Each entry below is to be written out exactly, and the pictures are to be left out.

====== SUPPLIED RECORDS

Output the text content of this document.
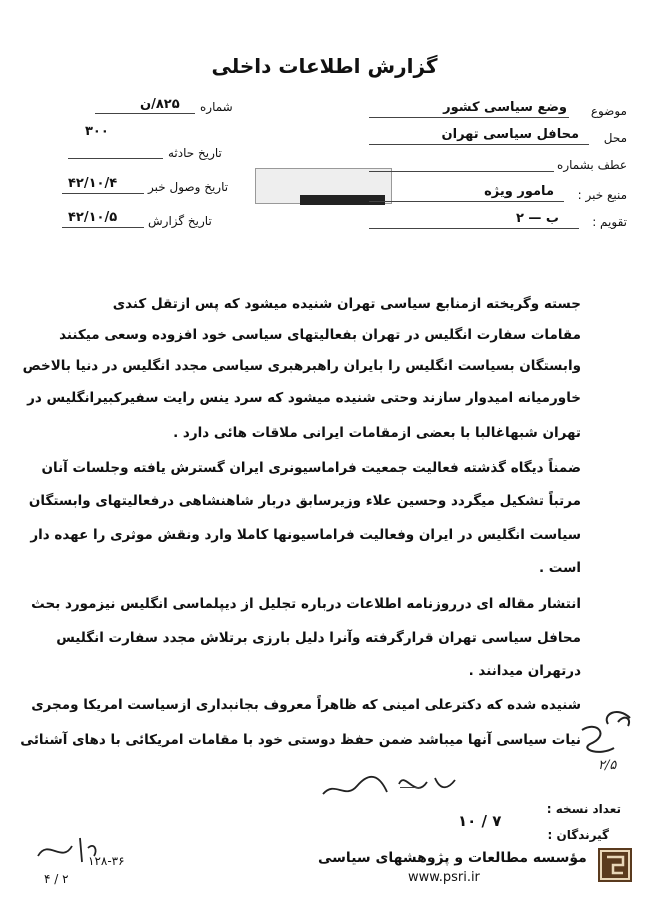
گزارش اطلاعات داخلی
شماره
۸۲۵/ن
تاریخ حادثه
۳۰۰
تاریخ وصول خبر
۴۲/۱۰/۴
تاریخ گزارش
۴۲/۱۰/۵
موضوع
وضع سیاسی کشور
محل
محافل سیاسی تهران
عطف بشماره
منبع خبر :
مامور ویژه
تقویم :
ب — ۲
جسته وگریخته ازمنابع سیاسی تهران شنیده میشود که پس ازتقل کندی
مقامات سفارت انگلیس در تهران بفعالیتهای سیاسی خود افزوده وسعی میکنند
وابستگان بسیاست انگلیس را بایران راهبرهبری سیاسی مجدد انگلیس در دنیا بالاخص
خاورمیانه امیدوار سازند وحتی شنیده میشود که سرد ینس رایت سفیرکبیرانگلیس در
تهران شبهاغالبا با بعضی ازمقامات ایرانی ملاقات هائی دارد .
ضمناً دیگاه گذشته فعالیت جمعیت فراماسیونری ایران گسترش یافته وجلسات آنان
مرتباً تشکیل میگردد وحسین علاء وزیرسابق دربار شاهنشاهی درفعالیتهای وابستگان
سیاست انگلیس در ایران وفعالیت فراماسیونها کاملا وارد ونقش موثری را عهده دار
است .
انتشار مقاله ای درروزنامه اطلاعات درباره تجلیل از دیپلماسی انگلیس نیزمورد بحث
محافل سیاسی تهران قرارگرفته وآنرا دلیل بارزی برتلاش مجدد سفارت انگلیس
درتهران میدانند .
شنیده شده که دکترعلی امینی که ظاهراً معروف بجانبداری ازسیاست امریکا ومجری
نیات سیاسی آنها میباشد ضمن حفظ دوستی خود با مقامات امریکائی با دهای آشنائی
۲/۵
تعداد نسخه :
۱۰ / ۷
گیرندگان :
۱۲۸-۳۶
۴ / ۲
مؤسسه مطالعات و پژوهشهای سیاسی
www.psri.ir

============

| EXERCISE RESULT |
Output the text content of this document.
گزارش اطلاعات داخلی
شماره
۸۲۵/ن
تاریخ حادثه
۳۰۰
تاریخ وصول خبر
۴۲/۱۰/۴
تاریخ گزارش
۴۲/۱۰/۵
موضوع
وضع سیاسی کشور
محل
محافل سیاسی تهران
عطف بشماره
منبع خبر :
مامور ویژه
تقویم :
ب — ۲
جسته وگریخته ازمنابع سیاسی تهران شنیده میشود که پس ازتقل کندی
مقامات سفارت انگلیس در تهران بفعالیتهای سیاسی خود افزوده وسعی میکنند
وابستگان بسیاست انگلیس را بایران راهبرهبری سیاسی مجدد انگلیس در دنیا بالاخص
خاورمیانه امیدوار سازند وحتی شنیده میشود که سرد ینس رایت سفیرکبیرانگلیس در
تهران شبهاغالبا با بعضی ازمقامات ایرانی ملاقات هائی دارد .
ضمناً دیگاه گذشته فعالیت جمعیت فراماسیونری ایران گسترش یافته وجلسات آنان
مرتباً تشکیل میگردد وحسین علاء وزیرسابق دربار شاهنشاهی درفعالیتهای وابستگان
سیاست انگلیس در ایران وفعالیت فراماسیونها کاملا وارد ونقش موثری را عهده دار
است .
انتشار مقاله ای درروزنامه اطلاعات درباره تجلیل از دیپلماسی انگلیس نیزمورد بحث
محافل سیاسی تهران قرارگرفته وآنرا دلیل بارزی برتلاش مجدد سفارت انگلیس
درتهران میدانند .
شنیده شده که دکترعلی امینی که ظاهراً معروف بجانبداری ازسیاست امریکا ومجری
نیات سیاسی آنها میباشد ضمن حفظ دوستی خود با مقامات امریکائی با دهای آشنائی
۲/۵
تعداد نسخه :
۱۰ / ۷
گیرندگان :
۱۲۸-۳۶
۴ / ۲
مؤسسه مطالعات و پژوهشهای سیاسی
www.psri.ir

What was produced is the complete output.